SET EXERCISE: Without further comment, state how many lines in the listing below contain the word "iron".
— START OF AVAILABLE RECORDS —
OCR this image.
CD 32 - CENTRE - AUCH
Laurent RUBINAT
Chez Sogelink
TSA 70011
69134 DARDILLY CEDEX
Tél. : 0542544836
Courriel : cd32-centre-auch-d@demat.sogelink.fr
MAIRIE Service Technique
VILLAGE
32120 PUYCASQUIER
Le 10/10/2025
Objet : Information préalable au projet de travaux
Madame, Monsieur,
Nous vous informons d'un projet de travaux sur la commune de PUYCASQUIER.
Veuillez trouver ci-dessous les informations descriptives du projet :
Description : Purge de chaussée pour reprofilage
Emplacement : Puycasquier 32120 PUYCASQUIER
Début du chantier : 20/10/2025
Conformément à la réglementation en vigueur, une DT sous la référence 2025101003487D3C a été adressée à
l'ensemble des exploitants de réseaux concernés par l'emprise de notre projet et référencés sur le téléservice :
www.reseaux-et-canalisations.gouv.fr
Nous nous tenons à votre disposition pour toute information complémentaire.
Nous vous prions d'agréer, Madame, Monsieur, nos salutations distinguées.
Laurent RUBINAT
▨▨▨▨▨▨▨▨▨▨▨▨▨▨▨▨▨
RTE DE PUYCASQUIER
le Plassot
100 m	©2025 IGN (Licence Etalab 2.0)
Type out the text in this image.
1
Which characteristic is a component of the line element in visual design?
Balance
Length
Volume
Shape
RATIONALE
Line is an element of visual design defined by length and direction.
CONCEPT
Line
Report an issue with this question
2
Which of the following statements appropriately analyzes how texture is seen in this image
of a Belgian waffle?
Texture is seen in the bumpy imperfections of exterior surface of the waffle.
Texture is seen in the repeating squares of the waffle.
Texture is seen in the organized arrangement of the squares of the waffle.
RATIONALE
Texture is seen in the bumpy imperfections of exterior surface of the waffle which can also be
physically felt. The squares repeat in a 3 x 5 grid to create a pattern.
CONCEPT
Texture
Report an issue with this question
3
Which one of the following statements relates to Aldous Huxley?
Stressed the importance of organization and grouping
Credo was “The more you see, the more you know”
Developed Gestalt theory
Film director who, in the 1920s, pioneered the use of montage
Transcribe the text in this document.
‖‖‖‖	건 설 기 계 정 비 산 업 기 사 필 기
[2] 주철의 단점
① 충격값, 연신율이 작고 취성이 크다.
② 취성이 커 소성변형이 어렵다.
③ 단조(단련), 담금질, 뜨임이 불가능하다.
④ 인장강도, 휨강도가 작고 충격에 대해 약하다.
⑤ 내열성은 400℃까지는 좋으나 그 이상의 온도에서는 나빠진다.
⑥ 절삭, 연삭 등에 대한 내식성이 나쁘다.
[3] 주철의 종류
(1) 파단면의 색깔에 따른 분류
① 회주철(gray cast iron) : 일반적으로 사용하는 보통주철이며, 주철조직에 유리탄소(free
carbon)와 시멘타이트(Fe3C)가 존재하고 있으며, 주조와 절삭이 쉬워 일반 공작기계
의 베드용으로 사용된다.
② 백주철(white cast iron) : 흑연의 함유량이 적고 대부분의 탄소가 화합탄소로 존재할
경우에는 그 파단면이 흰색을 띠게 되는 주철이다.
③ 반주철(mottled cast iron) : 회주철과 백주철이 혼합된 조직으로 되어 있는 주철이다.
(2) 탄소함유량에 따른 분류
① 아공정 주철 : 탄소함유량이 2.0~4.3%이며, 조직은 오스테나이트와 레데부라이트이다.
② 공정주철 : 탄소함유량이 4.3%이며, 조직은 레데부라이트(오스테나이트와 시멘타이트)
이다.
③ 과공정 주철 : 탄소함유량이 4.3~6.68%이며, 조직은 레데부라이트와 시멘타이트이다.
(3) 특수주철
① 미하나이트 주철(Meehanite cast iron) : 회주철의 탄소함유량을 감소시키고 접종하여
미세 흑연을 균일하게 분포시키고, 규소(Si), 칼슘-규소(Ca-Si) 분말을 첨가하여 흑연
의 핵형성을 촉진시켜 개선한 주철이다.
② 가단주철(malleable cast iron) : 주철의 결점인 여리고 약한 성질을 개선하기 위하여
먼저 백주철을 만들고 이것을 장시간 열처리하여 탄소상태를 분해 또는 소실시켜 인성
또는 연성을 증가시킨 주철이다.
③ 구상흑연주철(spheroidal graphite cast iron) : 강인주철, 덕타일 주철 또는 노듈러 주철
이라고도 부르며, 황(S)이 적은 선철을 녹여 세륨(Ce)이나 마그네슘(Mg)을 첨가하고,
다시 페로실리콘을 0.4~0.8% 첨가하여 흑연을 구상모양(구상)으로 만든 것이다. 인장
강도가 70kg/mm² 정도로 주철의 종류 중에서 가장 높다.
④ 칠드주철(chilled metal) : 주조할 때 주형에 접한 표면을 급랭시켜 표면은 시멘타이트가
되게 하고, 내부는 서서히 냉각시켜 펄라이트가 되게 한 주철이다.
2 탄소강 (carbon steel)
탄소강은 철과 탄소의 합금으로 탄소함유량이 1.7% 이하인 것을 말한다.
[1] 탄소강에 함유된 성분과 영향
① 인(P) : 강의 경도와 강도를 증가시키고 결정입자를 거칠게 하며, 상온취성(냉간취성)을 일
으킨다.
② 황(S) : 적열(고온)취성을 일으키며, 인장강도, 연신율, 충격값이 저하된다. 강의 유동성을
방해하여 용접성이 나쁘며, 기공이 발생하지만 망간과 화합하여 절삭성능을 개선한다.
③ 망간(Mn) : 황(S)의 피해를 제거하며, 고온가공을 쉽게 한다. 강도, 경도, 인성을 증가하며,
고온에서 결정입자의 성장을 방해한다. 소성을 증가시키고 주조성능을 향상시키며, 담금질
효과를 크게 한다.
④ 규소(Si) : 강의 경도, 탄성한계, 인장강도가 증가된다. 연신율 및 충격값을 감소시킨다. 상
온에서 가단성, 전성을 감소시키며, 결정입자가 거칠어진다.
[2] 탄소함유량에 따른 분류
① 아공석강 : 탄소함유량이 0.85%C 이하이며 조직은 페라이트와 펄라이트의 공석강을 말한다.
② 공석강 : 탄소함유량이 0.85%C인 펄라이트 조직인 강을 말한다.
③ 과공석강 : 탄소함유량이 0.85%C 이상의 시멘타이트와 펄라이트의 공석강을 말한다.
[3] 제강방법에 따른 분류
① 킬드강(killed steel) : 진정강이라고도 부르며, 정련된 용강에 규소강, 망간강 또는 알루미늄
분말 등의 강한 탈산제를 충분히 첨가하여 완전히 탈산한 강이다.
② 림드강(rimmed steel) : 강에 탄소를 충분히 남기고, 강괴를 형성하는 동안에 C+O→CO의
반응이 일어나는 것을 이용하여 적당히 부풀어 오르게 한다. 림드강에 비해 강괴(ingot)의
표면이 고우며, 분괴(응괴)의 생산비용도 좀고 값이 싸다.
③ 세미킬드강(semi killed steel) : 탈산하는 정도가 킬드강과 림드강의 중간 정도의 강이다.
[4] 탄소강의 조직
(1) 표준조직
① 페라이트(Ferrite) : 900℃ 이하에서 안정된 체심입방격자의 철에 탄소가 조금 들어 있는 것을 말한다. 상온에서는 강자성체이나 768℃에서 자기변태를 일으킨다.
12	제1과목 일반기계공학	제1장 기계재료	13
— END OF AVAILABLE RECORDS —
RESPONSE TO THE EXERCISE: 6